:: What you have to do ::
Return all of the lines below exactly as they are.

__________

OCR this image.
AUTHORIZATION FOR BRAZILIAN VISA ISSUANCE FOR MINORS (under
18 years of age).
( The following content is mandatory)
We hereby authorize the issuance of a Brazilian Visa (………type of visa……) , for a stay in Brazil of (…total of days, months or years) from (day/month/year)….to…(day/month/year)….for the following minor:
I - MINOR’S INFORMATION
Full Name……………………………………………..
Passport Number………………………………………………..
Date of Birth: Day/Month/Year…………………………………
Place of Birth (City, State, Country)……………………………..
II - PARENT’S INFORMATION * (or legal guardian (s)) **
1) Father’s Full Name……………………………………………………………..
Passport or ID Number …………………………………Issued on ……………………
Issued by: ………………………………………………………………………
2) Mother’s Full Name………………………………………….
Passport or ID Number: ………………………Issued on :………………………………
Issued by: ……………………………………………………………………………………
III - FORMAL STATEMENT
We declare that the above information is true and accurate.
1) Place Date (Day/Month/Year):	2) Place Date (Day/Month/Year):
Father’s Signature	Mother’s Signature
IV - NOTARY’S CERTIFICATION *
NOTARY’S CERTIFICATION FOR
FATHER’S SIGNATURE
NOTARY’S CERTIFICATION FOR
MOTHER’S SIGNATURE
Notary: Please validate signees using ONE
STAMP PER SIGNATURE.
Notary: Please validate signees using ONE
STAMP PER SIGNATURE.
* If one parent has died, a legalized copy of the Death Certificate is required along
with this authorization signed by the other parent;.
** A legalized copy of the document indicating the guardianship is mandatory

__________

:: Final answer ::
OCR this image.
AUTHORIZATION FOR BRAZILIAN VISA ISSUANCE FOR MINORS (under
18 years of age).
( The following content is mandatory)
We hereby authorize the issuance of a Brazilian Visa (………type of visa……) , for a stay in Brazil of (…total of days, months or years) from (day/month/year)….to…(day/month/year)….for the following minor:
I - MINOR’S INFORMATION
Full Name……………………………………………..
Passport Number………………………………………………..
Date of Birth: Day/Month/Year…………………………………
Place of Birth (City, State, Country)……………………………..
II - PARENT’S INFORMATION * (or legal guardian (s)) **
1) Father’s Full Name……………………………………………………………..
Passport or ID Number …………………………………Issued on ……………………
Issued by: ………………………………………………………………………
2) Mother’s Full Name………………………………………….
Passport or ID Number: ………………………Issued on :………………………………
Issued by: ……………………………………………………………………………………
III - FORMAL STATEMENT
We declare that the above information is true and accurate.
1) Place Date (Day/Month/Year):	2) Place Date (Day/Month/Year):
Father’s Signature	Mother’s Signature
IV - NOTARY’S CERTIFICATION *
NOTARY’S CERTIFICATION FOR
FATHER’S SIGNATURE
NOTARY’S CERTIFICATION FOR
MOTHER’S SIGNATURE
Notary: Please validate signees using ONE
STAMP PER SIGNATURE.
Notary: Please validate signees using ONE
STAMP PER SIGNATURE.
* If one parent has died, a legalized copy of the Death Certificate is required along
with this authorization signed by the other parent;.
** A legalized copy of the document indicating the guardianship is mandatory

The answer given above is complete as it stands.